### TASK INPUTS ###

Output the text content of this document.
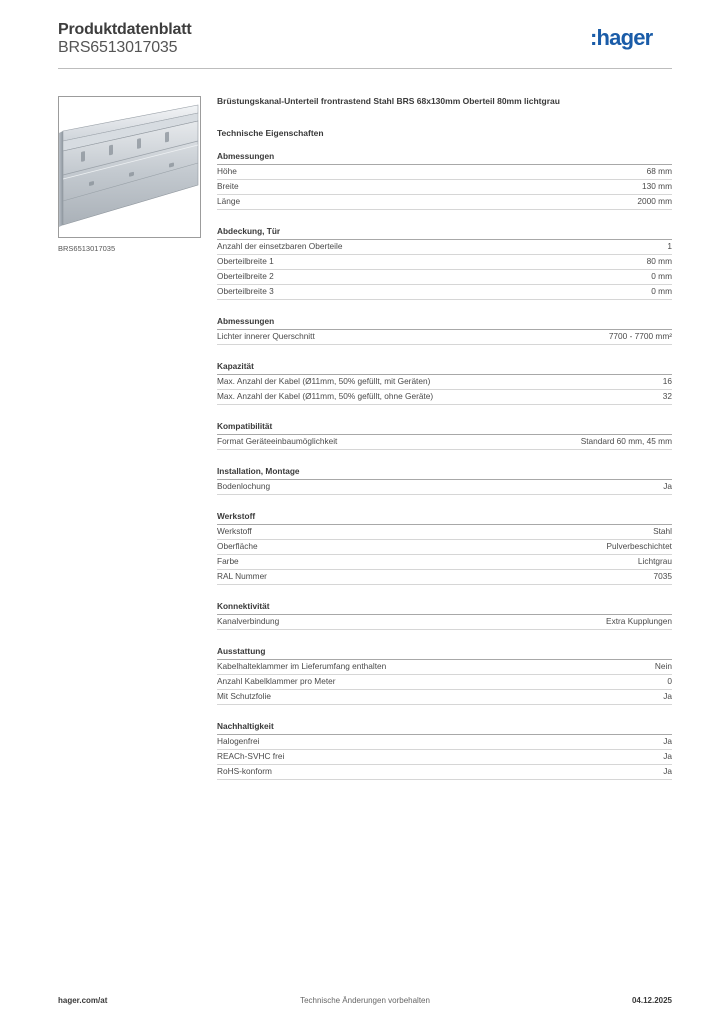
Produktdatenblatt
BRS6513017035	:hager
BRS6513017035
Brüstungskanal-Unterteil frontrastend Stahl BRS 68x130mm Oberteil 80mm lichtgrau
Technische Eigenschaften
Abmessungen
Höhe	68 mm
Breite	130 mm
Länge	2000 mm
Abdeckung, Tür
Anzahl der einsetzbaren Oberteile	1
Oberteilbreite 1	80 mm
Oberteilbreite 2	0 mm
Oberteilbreite 3	0 mm
Abmessungen
Lichter innerer Querschnitt	7700 - 7700 mm²
Kapazität
Max. Anzahl der Kabel (Ø11mm, 50% gefüllt, mit Geräten)	16
Max. Anzahl der Kabel (Ø11mm, 50% gefüllt, ohne Geräte)	32
Kompatibilität
Format Geräteeinbaumöglichkeit	Standard 60 mm, 45 mm
Installation, Montage
Bodenlochung	Ja
Werkstoff
Werkstoff	Stahl
Oberfläche	Pulverbeschichtet
Farbe	Lichtgrau
RAL Nummer	7035
Konnektivität
Kanalverbindung	Extra Kupplungen
Ausstattung
Kabelhalteklammer im Lieferumfang enthalten	Nein
Anzahl Kabelklammer pro Meter	0
Mit Schutzfolie	Ja
Nachhaltigkeit
Halogenfrei	Ja
REACh-SVHC frei	Ja
RoHS-konform	Ja
Technische Änderungen vorbehalten
hager.com/at	04.12.2025
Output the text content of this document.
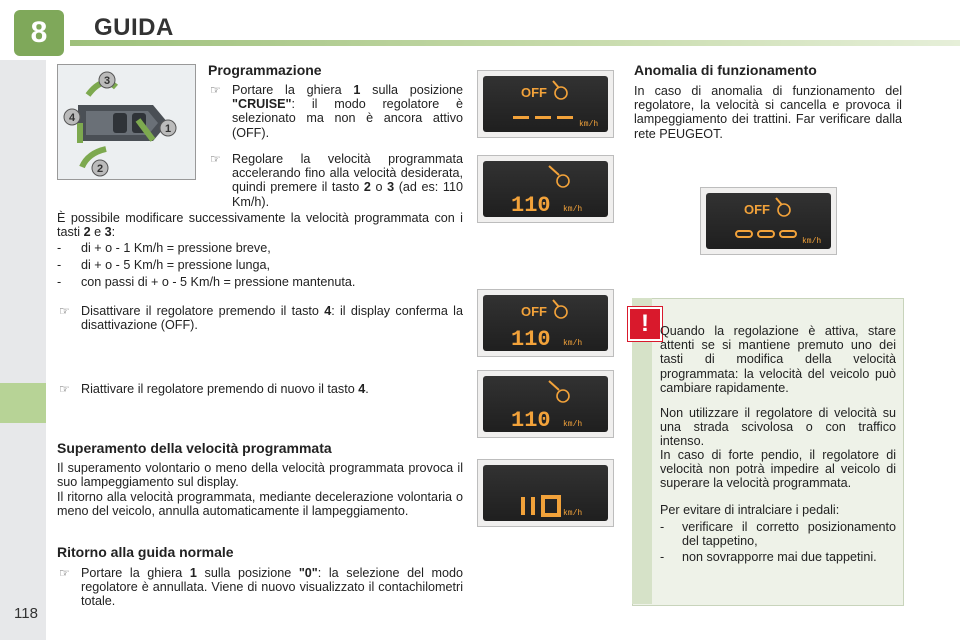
8	GUIDA
118
3
1
2
4
Programmazione
☞ Portare la ghiera 1 sulla posizione "CRUISE": il modo regolatore è selezionato ma non è ancora attivo (OFF).
☞ Regolare la velocità programmata accelerando fino alla velocità desiderata, quindi premere il tasto 2 o 3 (ad es: 110 Km/h).
È possibile modificare successivamente la velocità programmata con i tasti 2 e 3:
- di + o - 1 Km/h = pressione breve,
- di + o - 5 Km/h = pressione lunga,
- con passi di + o - 5 Km/h = pressione mantenuta.
☞ Disattivare il regolatore premendo il tasto 4: il display conferma la disattivazione (OFF).
☞ Riattivare il regolatore premendo di nuovo il tasto 4.
Superamento della velocità programmata
Il superamento volontario o meno della velocità programmata provoca il suo lampeggiamento sul display.
Il ritorno alla velocità programmata, mediante decelerazione volontaria o meno del veicolo, annulla automaticamente il lampeggiamento.
Ritorno alla guida normale
☞ Portare la ghiera 1 sulla posizione "0": la selezione del modo regolatore è annullata. Viene di nuovo visualizzato il contachilometri totale.
OFF
km/h
110 km/h
OFF
110 km/h
110 km/h
km/h
Anomalia di funzionamento
In caso di anomalia di funzionamento del regolatore, la velocità si cancella e provoca il lampeggiamento dei trattini. Far verificare dalla rete PEUGEOT.
OFF
km/h
! Quando la regolazione è attiva, stare attenti se si mantiene premuto uno dei tasti di modifica della velocità programmata: la velocità del veicolo può cambiare rapidamente.
Non utilizzare il regolatore di velocità su una strada scivolosa o con traffico intenso.
In caso di forte pendio, il regolatore di velocità non potrà impedire al veicolo di superare la velocità programmata.
Per evitare di intralciare i pedali:
- verificare il corretto posizionamento del tappetino,
- non sovrapporre mai due tappetini.
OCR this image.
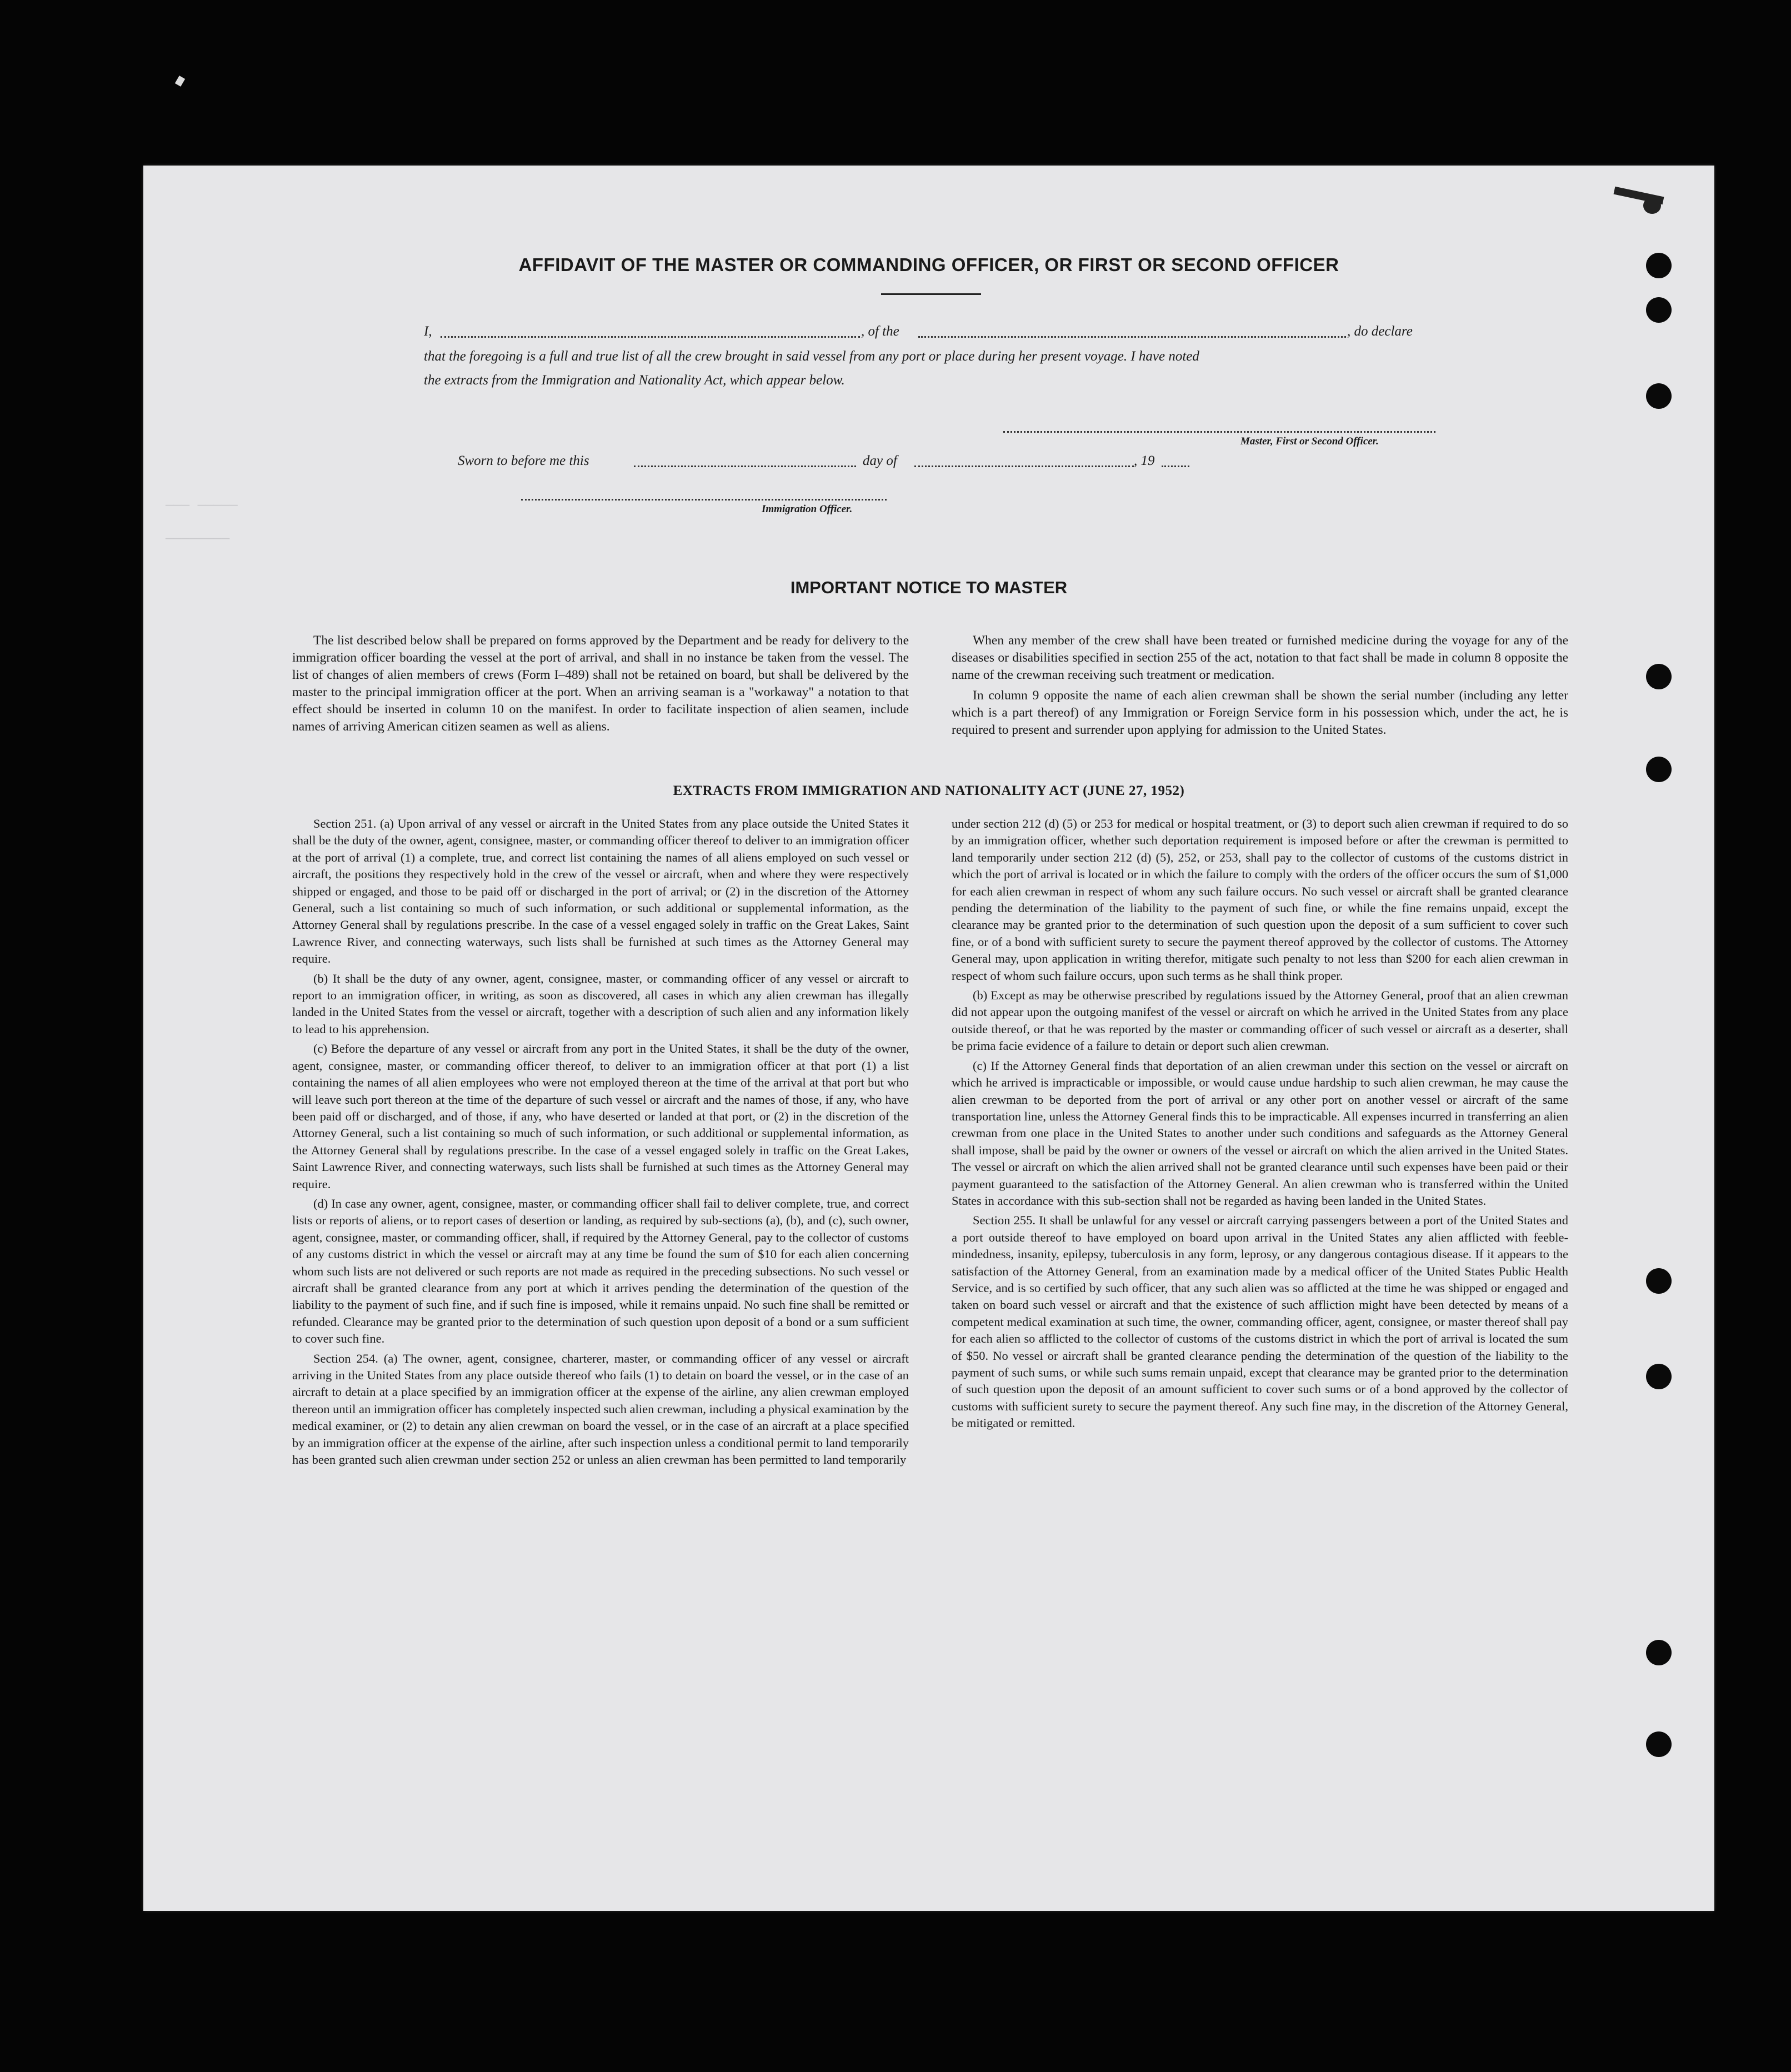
─── ─────
────────
AFFIDAVIT OF THE MASTER OR COMMANDING OFFICER, OR FIRST OR SECOND OFFICER
I,	, of the	, do declare
that the foregoing is a full and true list of all the crew brought in said vessel from any port or place during her present voyage. I have noted
the extracts from the Immigration and Nationality Act, which appear below.
Master, First or Second Officer.
Sworn to before me this	day of	, 19
Immigration Officer.
IMPORTANT NOTICE TO MASTER

The list described below shall be prepared on forms approved by the Department and be ready for delivery to the immigration officer boarding the vessel at the port of arrival, and shall in no instance be taken from the vessel. The list of changes of alien members of crews (Form I–489) shall not be retained on board, but shall be delivered by the master to the principal immigration officer at the port. When an arriving seaman is a "workaway" a notation to that effect should be inserted in column 10 on the manifest. In order to facilitate inspection of alien seamen, include names of arriving American citizen seamen as well as aliens.

When any member of the crew shall have been treated or furnished medicine during the voyage for any of the diseases or disabilities specified in section 255 of the act, notation to that fact shall be made in column 8 opposite the name of the crewman receiving such treatment or medication.

In column 9 opposite the name of each alien crewman shall be shown the serial number (including any letter which is a part thereof) of any Immigration or Foreign Service form in his possession which, under the act, he is required to present and surrender upon applying for admission to the United States.

EXTRACTS FROM IMMIGRATION AND NATIONALITY ACT (JUNE 27, 1952)

Section 251. (a) Upon arrival of any vessel or aircraft in the United States from any place outside the United States it shall be the duty of the owner, agent, consignee, master, or commanding officer thereof to deliver to an immigration officer at the port of arrival (1) a complete, true, and correct list containing the names of all aliens employed on such vessel or aircraft, the positions they respectively hold in the crew of the vessel or aircraft, when and where they were respectively shipped or engaged, and those to be paid off or discharged in the port of arrival; or (2) in the discretion of the Attorney General, such a list containing so much of such information, or such additional or supplemental information, as the Attorney General shall by regulations prescribe. In the case of a vessel engaged solely in traffic on the Great Lakes, Saint Lawrence River, and connecting waterways, such lists shall be furnished at such times as the Attorney General may require.

(b) It shall be the duty of any owner, agent, consignee, master, or commanding officer of any vessel or aircraft to report to an immigration officer, in writing, as soon as discovered, all cases in which any alien crewman has illegally landed in the United States from the vessel or aircraft, together with a description of such alien and any information likely to lead to his apprehension.

(c) Before the departure of any vessel or aircraft from any port in the United States, it shall be the duty of the owner, agent, consignee, master, or commanding officer thereof, to deliver to an immigration officer at that port (1) a list containing the names of all alien employees who were not employed thereon at the time of the arrival at that port but who will leave such port thereon at the time of the departure of such vessel or aircraft and the names of those, if any, who have been paid off or discharged, and of those, if any, who have deserted or landed at that port, or (2) in the discretion of the Attorney General, such a list containing so much of such information, or such additional or supplemental information, as the Attorney General shall by regulations prescribe. In the case of a vessel engaged solely in traffic on the Great Lakes, Saint Lawrence River, and connecting waterways, such lists shall be furnished at such times as the Attorney General may require.

(d) In case any owner, agent, consignee, master, or commanding officer shall fail to deliver complete, true, and correct lists or reports of aliens, or to report cases of desertion or landing, as required by sub-sections (a), (b), and (c), such owner, agent, consignee, master, or commanding officer, shall, if required by the Attorney General, pay to the collector of customs of any customs district in which the vessel or aircraft may at any time be found the sum of $10 for each alien concerning whom such lists are not delivered or such reports are not made as required in the preceding subsections. No such vessel or aircraft shall be granted clearance from any port at which it arrives pending the determination of the question of the liability to the payment of such fine, and if such fine is imposed, while it remains unpaid. No such fine shall be remitted or refunded. Clearance may be granted prior to the determination of such question upon deposit of a bond or a sum sufficient to cover such fine.

Section 254. (a) The owner, agent, consignee, charterer, master, or commanding officer of any vessel or aircraft arriving in the United States from any place outside thereof who fails (1) to detain on board the vessel, or in the case of an aircraft to detain at a place specified by an immigration officer at the expense of the airline, any alien crewman employed thereon until an immigration officer has completely inspected such alien crewman, including a physical examination by the medical examiner, or (2) to detain any alien crewman on board the vessel, or in the case of an aircraft at a place specified by an immigration officer at the expense of the airline, after such inspection unless a conditional permit to land temporarily has been granted such alien crewman under section 252 or unless an alien crewman has been permitted to land temporarily

under section 212 (d) (5) or 253 for medical or hospital treatment, or (3) to deport such alien crewman if required to do so by an immigration officer, whether such deportation requirement is imposed before or after the crewman is permitted to land temporarily under section 212 (d) (5), 252, or 253, shall pay to the collector of customs of the customs district in which the port of arrival is located or in which the failure to comply with the orders of the officer occurs the sum of $1,000 for each alien crewman in respect of whom any such failure occurs. No such vessel or aircraft shall be granted clearance pending the determination of the liability to the payment of such fine, or while the fine remains unpaid, except the clearance may be granted prior to the determination of such question upon the deposit of a sum sufficient to cover such fine, or of a bond with sufficient surety to secure the payment thereof approved by the collector of customs. The Attorney General may, upon application in writing therefor, mitigate such penalty to not less than $200 for each alien crewman in respect of whom such failure occurs, upon such terms as he shall think proper.

(b) Except as may be otherwise prescribed by regulations issued by the Attorney General, proof that an alien crewman did not appear upon the outgoing manifest of the vessel or aircraft on which he arrived in the United States from any place outside thereof, or that he was reported by the master or commanding officer of such vessel or aircraft as a deserter, shall be prima facie evidence of a failure to detain or deport such alien crewman.

(c) If the Attorney General finds that deportation of an alien crewman under this section on the vessel or aircraft on which he arrived is impracticable or impossible, or would cause undue hardship to such alien crewman, he may cause the alien crewman to be deported from the port of arrival or any other port on another vessel or aircraft of the same transportation line, unless the Attorney General finds this to be impracticable. All expenses incurred in transferring an alien crewman from one place in the United States to another under such conditions and safeguards as the Attorney General shall impose, shall be paid by the owner or owners of the vessel or aircraft on which the alien arrived in the United States. The vessel or aircraft on which the alien arrived shall not be granted clearance until such expenses have been paid or their payment guaranteed to the satisfaction of the Attorney General. An alien crewman who is transferred within the United States in accordance with this sub-section shall not be regarded as having been landed in the United States.

Section 255. It shall be unlawful for any vessel or aircraft carrying passengers between a port of the United States and a port outside thereof to have employed on board upon arrival in the United States any alien afflicted with feeble-mindedness, insanity, epilepsy, tuberculosis in any form, leprosy, or any dangerous contagious disease. If it appears to the satisfaction of the Attorney General, from an examination made by a medical officer of the United States Public Health Service, and is so certified by such officer, that any such alien was so afflicted at the time he was shipped or engaged and taken on board such vessel or aircraft and that the existence of such affliction might have been detected by means of a competent medical examination at such time, the owner, commanding officer, agent, consignee, or master thereof shall pay for each alien so afflicted to the collector of customs of the customs district in which the port of arrival is located the sum of $50. No vessel or aircraft shall be granted clearance pending the determination of the question of the liability to the payment of such sums, or while such sums remain unpaid, except that clearance may be granted prior to the determination of such question upon the deposit of an amount sufficient to cover such sums or of a bond approved by the collector of customs with sufficient surety to secure the payment thereof. Any such fine may, in the discretion of the Attorney General, be mitigated or remitted.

###

INSTRUCTIONS TO FOLLOW: From the entries above, return each line with the word "gefüllt" in it.

SOLUTION FOR THIS EXERCISE:
Max. Anzahl der Kabel (Ø11mm, 50% gefüllt, mit Geräten)	16
Max. Anzahl der Kabel (Ø11mm, 50% gefüllt, ohne Geräte)	32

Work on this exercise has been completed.